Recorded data
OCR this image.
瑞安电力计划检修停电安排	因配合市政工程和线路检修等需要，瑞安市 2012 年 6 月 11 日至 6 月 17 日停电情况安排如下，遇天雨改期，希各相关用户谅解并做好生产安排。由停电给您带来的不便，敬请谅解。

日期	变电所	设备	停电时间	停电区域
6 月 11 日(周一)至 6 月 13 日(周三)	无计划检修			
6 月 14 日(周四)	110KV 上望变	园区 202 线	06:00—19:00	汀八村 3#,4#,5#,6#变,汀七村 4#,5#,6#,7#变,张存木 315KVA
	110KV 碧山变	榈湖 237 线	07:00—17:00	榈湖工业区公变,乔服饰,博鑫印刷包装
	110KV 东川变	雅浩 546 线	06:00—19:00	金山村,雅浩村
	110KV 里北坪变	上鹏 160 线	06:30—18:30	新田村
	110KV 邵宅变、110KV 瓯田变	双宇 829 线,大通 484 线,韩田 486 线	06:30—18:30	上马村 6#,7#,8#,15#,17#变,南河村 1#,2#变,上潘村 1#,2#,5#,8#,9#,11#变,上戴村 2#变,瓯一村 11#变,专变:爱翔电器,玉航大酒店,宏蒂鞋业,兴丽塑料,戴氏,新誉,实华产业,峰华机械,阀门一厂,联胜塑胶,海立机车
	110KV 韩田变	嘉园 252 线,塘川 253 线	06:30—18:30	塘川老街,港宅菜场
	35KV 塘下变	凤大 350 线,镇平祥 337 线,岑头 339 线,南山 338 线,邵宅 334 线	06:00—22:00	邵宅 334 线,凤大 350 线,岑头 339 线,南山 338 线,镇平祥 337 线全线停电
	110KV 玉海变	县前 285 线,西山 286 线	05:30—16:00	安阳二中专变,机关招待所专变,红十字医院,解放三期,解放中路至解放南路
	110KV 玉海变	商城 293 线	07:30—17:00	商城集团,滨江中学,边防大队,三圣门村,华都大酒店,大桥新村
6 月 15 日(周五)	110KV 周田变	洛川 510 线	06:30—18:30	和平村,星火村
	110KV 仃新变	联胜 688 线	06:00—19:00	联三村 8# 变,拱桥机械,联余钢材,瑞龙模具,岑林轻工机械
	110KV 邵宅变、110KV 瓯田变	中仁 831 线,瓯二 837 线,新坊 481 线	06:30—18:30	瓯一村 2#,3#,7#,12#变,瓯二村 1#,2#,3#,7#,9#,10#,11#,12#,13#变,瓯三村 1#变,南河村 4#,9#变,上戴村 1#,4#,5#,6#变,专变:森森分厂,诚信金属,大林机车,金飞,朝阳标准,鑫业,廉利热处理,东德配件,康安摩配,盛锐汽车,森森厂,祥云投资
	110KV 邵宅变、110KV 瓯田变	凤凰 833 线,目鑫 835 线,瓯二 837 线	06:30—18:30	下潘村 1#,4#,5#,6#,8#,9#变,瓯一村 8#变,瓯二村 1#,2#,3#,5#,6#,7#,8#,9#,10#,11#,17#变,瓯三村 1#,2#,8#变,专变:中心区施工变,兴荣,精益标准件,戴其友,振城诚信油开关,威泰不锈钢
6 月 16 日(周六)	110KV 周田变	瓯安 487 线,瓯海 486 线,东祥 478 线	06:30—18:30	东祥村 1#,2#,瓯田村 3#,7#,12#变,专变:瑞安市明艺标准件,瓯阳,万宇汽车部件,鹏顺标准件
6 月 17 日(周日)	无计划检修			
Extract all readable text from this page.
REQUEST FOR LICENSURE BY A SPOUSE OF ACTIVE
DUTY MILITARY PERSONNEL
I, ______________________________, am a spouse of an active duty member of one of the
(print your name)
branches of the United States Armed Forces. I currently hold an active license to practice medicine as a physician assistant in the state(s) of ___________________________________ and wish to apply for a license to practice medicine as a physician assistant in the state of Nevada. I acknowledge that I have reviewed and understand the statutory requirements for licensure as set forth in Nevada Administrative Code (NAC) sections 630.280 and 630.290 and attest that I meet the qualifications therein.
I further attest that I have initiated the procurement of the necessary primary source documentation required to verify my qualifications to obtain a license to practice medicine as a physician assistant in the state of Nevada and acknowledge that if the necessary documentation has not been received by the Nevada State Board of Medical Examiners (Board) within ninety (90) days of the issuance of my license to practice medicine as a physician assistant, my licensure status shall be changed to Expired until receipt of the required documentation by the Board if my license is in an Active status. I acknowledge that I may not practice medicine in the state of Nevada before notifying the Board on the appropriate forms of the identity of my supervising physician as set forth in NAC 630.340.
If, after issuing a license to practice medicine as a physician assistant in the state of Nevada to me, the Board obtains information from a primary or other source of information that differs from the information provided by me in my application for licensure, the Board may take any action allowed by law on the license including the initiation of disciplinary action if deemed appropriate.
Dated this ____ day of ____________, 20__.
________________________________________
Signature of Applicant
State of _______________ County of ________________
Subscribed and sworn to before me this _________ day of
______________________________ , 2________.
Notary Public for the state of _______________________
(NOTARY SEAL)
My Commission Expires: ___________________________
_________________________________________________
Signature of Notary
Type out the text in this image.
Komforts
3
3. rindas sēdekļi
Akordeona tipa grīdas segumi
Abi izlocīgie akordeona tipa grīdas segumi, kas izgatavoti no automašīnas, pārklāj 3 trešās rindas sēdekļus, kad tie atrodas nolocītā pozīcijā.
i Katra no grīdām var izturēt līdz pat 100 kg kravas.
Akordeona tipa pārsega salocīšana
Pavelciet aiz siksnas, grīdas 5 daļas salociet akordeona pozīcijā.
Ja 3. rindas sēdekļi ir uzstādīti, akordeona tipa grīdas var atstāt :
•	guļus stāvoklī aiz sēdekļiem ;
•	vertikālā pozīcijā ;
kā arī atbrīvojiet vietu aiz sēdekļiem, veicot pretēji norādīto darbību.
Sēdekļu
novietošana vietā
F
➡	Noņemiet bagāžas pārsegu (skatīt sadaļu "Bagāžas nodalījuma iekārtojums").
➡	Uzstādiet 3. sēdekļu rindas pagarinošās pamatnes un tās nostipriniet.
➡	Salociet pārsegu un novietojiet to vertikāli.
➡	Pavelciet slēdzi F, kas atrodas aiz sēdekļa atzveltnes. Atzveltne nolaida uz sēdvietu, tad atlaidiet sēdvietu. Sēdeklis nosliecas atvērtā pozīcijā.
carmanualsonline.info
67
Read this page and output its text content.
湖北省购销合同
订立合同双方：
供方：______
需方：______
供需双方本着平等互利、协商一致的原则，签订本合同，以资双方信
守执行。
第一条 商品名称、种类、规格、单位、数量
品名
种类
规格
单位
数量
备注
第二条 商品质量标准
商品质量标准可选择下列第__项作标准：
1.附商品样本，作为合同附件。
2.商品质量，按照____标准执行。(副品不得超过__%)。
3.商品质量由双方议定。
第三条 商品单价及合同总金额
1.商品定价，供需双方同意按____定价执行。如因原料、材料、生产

» **GOAL OF THE EXERCISE**: Each line containing the word "practice" counts once; say how many such lines there are, giving only the number.

» **ANSWER TO THE TASK**: 3